• Exercise prompt
Where a line contains the word "avec", copy that line in full.

• Data for the task
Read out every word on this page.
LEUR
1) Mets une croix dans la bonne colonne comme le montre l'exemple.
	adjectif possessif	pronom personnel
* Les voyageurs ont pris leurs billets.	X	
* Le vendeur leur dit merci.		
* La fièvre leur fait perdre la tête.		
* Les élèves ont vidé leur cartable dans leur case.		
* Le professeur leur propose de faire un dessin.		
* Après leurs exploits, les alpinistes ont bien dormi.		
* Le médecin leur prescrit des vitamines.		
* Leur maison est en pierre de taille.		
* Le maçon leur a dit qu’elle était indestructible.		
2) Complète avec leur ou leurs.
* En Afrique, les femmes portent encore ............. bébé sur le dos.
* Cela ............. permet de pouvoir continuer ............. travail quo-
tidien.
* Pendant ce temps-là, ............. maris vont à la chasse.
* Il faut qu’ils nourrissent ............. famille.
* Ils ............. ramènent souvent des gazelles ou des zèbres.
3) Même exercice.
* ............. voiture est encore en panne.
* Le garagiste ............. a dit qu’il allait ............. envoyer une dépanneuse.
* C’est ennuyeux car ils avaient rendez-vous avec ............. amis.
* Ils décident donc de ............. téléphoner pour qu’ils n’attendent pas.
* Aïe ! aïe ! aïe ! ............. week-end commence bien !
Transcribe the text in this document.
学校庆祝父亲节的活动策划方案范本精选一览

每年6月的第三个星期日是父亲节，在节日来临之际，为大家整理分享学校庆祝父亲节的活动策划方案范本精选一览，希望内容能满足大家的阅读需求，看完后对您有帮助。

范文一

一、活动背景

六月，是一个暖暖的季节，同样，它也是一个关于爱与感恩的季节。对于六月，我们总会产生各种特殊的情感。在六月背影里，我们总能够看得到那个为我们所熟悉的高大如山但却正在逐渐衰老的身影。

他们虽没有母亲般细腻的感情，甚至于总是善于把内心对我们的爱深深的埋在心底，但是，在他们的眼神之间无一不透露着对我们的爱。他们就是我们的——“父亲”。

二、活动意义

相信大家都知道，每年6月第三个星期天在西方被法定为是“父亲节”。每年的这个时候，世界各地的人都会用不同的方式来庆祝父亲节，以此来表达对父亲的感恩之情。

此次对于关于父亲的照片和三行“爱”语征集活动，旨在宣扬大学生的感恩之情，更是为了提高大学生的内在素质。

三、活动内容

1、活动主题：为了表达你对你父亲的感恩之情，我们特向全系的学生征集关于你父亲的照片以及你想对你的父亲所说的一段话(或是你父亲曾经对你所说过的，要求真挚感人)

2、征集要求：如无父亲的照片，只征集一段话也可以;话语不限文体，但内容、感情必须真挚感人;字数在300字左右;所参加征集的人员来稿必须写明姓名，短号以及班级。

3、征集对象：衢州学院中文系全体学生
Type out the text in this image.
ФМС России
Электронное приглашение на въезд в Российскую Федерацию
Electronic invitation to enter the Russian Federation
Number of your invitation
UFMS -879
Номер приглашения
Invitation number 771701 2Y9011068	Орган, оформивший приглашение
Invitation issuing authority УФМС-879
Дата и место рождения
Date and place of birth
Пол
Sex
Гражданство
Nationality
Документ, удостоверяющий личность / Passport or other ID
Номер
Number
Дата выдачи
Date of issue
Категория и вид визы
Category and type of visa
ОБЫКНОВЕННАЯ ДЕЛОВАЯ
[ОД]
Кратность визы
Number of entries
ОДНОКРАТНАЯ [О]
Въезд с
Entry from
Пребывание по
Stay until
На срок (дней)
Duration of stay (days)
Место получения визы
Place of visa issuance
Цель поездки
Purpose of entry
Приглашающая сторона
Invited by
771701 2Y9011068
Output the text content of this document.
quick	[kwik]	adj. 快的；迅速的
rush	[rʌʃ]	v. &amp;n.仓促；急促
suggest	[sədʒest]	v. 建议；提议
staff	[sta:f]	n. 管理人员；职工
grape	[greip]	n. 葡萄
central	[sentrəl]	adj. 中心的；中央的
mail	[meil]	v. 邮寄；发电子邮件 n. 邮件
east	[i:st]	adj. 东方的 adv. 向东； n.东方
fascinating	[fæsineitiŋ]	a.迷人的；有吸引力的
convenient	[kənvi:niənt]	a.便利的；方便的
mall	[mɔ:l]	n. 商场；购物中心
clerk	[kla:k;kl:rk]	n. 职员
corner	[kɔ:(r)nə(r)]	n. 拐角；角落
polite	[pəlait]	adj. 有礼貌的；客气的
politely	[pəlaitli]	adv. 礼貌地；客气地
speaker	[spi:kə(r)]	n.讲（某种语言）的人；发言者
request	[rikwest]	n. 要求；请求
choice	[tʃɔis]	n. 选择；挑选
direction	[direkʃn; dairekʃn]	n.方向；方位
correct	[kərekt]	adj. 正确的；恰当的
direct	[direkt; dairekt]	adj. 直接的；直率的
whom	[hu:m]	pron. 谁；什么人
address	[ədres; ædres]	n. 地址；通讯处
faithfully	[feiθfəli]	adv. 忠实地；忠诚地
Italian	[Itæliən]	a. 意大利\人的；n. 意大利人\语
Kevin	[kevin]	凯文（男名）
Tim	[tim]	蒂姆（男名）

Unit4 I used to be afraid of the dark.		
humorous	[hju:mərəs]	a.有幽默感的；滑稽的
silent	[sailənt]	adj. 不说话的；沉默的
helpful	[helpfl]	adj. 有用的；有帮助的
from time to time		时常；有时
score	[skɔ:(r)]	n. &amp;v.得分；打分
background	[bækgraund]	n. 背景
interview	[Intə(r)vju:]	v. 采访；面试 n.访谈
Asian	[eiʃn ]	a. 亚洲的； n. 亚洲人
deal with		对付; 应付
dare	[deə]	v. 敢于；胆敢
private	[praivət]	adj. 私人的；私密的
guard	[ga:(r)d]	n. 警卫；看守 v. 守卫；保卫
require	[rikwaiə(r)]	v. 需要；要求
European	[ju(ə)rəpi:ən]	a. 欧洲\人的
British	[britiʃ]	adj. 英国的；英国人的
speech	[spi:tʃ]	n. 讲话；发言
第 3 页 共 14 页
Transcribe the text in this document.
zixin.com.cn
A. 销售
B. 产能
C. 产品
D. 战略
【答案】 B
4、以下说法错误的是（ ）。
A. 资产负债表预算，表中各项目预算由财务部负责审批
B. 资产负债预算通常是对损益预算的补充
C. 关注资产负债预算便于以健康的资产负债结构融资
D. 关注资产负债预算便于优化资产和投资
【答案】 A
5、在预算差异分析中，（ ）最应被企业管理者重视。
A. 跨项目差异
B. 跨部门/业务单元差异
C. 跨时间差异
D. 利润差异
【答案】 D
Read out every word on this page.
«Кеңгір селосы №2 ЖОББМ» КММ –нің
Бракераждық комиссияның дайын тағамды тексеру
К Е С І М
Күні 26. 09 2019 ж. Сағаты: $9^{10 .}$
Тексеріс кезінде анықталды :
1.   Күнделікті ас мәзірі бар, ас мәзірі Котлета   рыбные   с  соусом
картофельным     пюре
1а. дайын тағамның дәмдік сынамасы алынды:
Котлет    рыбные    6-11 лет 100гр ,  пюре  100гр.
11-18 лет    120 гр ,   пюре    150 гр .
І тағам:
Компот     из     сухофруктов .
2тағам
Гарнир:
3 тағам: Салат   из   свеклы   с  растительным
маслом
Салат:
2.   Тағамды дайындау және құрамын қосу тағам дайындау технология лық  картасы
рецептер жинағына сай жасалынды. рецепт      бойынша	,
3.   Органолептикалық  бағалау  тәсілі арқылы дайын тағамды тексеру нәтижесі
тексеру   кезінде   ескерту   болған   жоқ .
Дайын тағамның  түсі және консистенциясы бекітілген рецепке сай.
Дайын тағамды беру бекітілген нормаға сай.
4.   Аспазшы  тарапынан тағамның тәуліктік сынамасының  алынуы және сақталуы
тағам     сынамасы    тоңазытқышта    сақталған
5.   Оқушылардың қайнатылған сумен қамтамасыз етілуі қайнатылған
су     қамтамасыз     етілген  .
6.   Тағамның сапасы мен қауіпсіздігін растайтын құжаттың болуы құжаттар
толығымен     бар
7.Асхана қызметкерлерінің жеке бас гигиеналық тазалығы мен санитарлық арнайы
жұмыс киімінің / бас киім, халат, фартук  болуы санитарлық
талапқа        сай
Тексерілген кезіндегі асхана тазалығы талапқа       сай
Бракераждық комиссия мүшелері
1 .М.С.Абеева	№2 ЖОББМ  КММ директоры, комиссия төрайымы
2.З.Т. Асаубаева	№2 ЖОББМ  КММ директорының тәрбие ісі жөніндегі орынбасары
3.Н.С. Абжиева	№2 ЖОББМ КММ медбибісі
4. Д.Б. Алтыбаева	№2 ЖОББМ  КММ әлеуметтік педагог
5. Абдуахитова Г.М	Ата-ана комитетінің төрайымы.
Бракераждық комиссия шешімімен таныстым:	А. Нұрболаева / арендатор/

• Task result
2) Complète avec leur ou leurs.
* C’est ennuyeux car ils avaient rendez-vous avec ............. amis.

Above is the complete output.